**Stored data**:
-- -- --

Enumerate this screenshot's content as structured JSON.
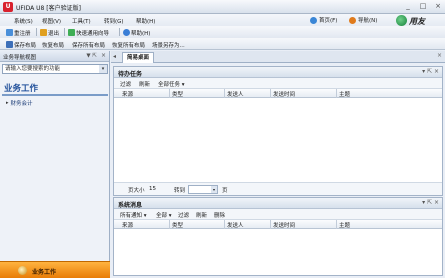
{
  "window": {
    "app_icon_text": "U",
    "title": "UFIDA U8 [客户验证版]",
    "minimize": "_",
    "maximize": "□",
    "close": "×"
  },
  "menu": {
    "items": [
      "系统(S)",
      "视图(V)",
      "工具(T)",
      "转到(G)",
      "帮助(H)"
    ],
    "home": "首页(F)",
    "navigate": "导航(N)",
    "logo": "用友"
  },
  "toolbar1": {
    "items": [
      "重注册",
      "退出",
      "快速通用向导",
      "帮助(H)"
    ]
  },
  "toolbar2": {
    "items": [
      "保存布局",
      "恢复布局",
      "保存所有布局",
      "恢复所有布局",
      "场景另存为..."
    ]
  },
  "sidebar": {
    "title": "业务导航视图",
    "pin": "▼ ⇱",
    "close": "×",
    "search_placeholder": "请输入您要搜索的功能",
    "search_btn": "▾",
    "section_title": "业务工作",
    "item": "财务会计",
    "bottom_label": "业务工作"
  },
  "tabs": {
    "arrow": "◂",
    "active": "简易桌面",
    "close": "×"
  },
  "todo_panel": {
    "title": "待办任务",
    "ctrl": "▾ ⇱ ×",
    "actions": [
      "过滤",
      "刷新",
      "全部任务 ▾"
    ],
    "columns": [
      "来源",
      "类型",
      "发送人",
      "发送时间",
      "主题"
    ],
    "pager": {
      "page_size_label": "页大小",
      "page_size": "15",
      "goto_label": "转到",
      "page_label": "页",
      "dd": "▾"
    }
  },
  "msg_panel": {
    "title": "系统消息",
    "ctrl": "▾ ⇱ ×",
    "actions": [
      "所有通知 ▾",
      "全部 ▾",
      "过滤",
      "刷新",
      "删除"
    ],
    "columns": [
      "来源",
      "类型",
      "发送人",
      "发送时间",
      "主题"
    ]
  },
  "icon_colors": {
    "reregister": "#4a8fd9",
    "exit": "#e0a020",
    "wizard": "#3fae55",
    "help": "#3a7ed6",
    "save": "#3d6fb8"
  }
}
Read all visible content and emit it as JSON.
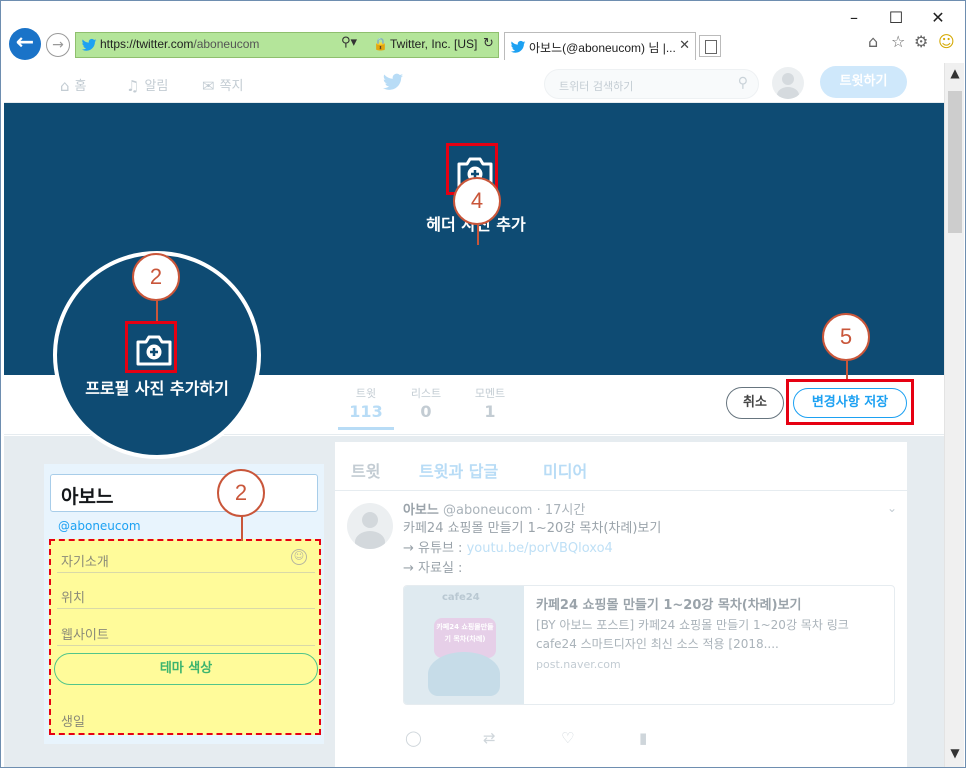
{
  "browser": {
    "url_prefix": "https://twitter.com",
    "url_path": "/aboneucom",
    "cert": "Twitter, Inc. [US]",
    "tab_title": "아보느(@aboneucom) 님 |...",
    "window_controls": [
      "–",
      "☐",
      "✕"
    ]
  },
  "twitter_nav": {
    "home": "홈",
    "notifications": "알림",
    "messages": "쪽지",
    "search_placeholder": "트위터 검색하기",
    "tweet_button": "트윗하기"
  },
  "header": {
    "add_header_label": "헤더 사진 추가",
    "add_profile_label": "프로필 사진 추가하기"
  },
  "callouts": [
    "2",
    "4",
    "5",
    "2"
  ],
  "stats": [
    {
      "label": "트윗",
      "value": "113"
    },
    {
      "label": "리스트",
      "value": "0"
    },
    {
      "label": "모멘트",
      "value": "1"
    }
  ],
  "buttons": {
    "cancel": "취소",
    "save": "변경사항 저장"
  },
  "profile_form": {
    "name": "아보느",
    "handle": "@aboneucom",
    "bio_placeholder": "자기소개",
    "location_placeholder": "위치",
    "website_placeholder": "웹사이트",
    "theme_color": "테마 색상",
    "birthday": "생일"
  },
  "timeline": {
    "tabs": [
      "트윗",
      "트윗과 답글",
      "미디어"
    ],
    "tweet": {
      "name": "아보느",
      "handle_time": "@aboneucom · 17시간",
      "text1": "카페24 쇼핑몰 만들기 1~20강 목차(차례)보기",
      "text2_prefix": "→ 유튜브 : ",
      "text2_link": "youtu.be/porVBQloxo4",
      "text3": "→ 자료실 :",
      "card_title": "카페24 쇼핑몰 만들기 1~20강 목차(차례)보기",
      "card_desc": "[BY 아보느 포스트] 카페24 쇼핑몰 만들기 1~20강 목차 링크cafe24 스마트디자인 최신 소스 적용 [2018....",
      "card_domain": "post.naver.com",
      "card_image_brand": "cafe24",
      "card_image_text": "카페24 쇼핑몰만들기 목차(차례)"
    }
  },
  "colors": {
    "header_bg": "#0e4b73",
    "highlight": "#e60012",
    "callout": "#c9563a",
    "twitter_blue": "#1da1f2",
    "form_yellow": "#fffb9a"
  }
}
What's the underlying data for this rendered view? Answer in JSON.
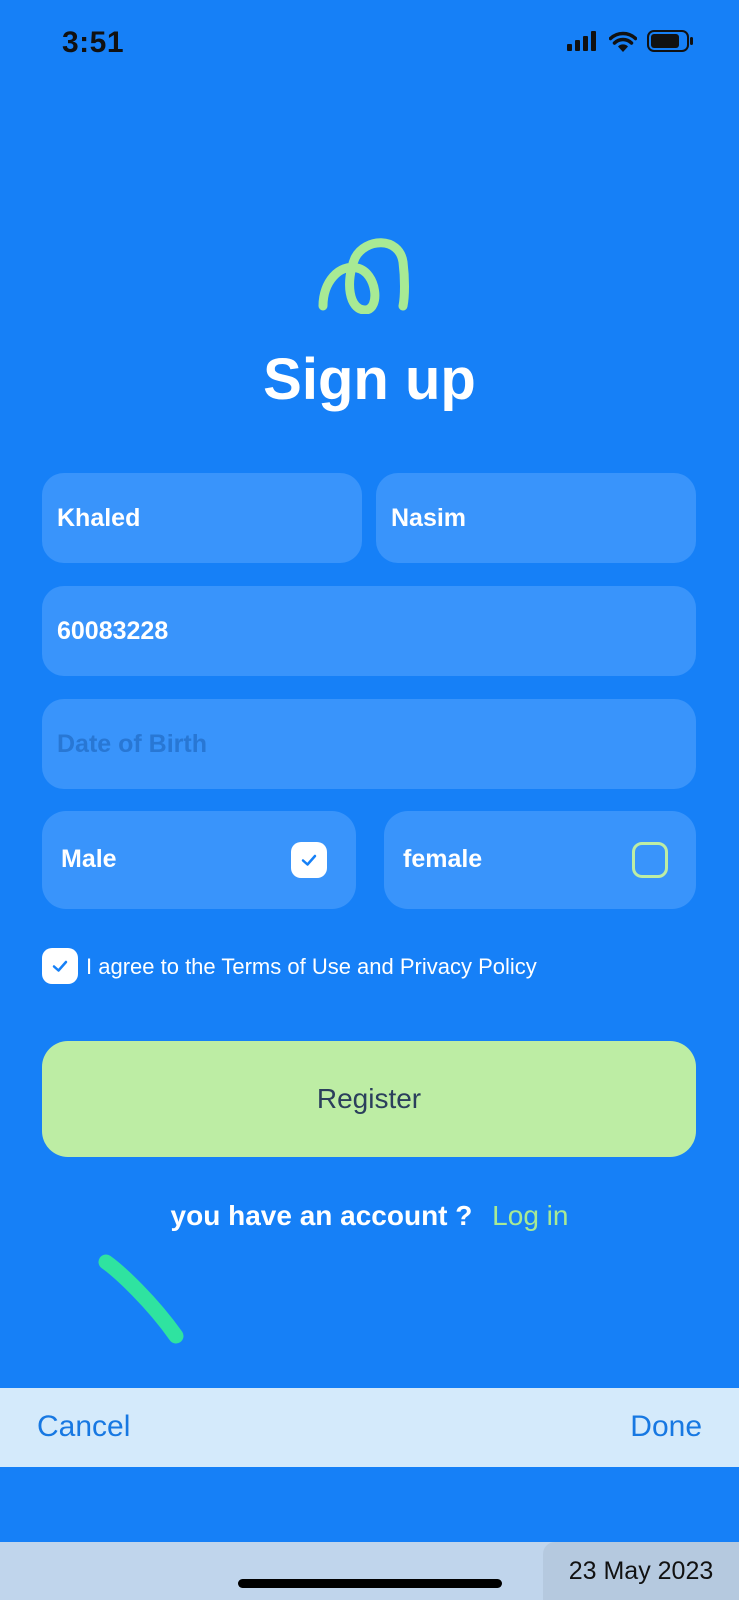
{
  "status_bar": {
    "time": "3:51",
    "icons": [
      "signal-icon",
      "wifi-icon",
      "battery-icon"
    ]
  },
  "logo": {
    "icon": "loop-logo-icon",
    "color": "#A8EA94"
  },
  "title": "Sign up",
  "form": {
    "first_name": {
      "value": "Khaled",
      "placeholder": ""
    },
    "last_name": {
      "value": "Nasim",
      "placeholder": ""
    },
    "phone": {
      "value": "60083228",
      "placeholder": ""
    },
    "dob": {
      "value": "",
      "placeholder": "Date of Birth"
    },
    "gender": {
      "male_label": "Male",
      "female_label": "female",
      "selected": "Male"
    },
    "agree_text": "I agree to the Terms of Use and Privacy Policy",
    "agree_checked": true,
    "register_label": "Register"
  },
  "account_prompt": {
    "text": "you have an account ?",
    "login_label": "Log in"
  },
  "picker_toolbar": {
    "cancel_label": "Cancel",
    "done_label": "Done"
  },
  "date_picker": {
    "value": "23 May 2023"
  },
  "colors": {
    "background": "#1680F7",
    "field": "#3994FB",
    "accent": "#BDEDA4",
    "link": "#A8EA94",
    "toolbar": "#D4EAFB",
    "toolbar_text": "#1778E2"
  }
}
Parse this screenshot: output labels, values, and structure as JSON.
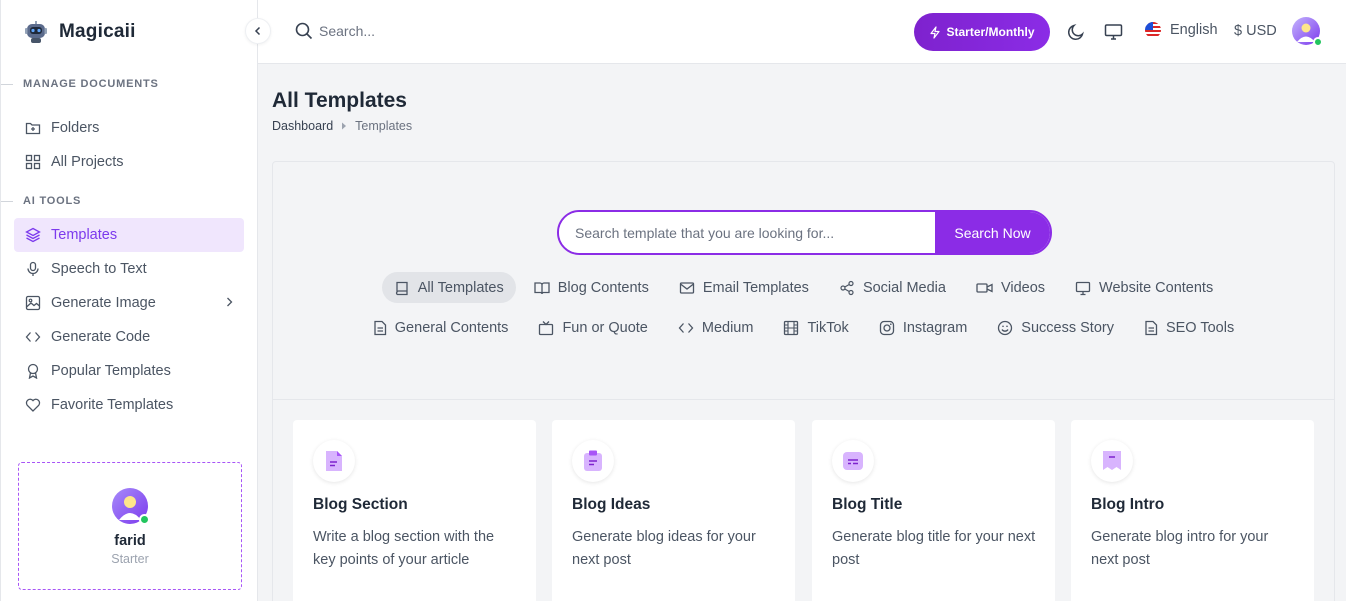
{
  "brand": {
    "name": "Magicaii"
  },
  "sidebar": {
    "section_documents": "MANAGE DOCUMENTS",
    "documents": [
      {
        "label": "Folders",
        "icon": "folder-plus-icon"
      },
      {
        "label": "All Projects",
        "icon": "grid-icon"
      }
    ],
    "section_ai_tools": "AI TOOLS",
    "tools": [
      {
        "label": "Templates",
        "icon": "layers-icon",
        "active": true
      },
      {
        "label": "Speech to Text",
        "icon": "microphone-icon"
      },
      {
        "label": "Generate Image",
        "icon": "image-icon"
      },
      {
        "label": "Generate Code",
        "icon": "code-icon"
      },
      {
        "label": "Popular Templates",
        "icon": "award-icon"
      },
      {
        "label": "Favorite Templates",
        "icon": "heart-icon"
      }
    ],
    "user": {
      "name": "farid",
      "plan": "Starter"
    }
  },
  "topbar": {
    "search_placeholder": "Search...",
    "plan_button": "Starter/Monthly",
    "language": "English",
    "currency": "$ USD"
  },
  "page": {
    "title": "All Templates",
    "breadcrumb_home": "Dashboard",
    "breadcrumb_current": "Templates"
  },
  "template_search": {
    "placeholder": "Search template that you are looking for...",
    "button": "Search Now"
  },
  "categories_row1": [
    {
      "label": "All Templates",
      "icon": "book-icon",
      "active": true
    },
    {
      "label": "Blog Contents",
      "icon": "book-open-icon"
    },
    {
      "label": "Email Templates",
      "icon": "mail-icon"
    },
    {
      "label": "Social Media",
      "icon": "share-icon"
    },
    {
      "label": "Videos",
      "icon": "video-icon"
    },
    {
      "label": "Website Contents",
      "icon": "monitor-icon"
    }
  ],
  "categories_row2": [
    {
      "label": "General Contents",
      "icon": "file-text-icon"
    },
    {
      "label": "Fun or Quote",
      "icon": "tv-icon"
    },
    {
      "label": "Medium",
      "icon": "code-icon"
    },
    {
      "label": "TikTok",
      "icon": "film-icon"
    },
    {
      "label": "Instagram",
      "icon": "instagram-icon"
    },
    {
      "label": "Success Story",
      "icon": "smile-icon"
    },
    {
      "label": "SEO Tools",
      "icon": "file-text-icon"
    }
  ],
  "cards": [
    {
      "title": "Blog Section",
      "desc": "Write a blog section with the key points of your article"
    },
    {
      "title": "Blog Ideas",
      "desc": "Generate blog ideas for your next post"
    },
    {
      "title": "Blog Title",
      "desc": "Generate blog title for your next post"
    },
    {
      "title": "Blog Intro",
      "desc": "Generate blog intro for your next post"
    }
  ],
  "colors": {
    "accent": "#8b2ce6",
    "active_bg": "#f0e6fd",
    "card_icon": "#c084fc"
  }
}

-- -- --

**STATED TASK**: In the entries above, locate every line with the word "Templates" and copy it.

**OUTPUT**:
        "label": "Templates",
        "label": "Popular Templates",
        "label": "Favorite Templates",
    "title": "All Templates",
    "breadcrumb_current": "Templates"
      "label": "All Templates",
      "label": "Email Templates",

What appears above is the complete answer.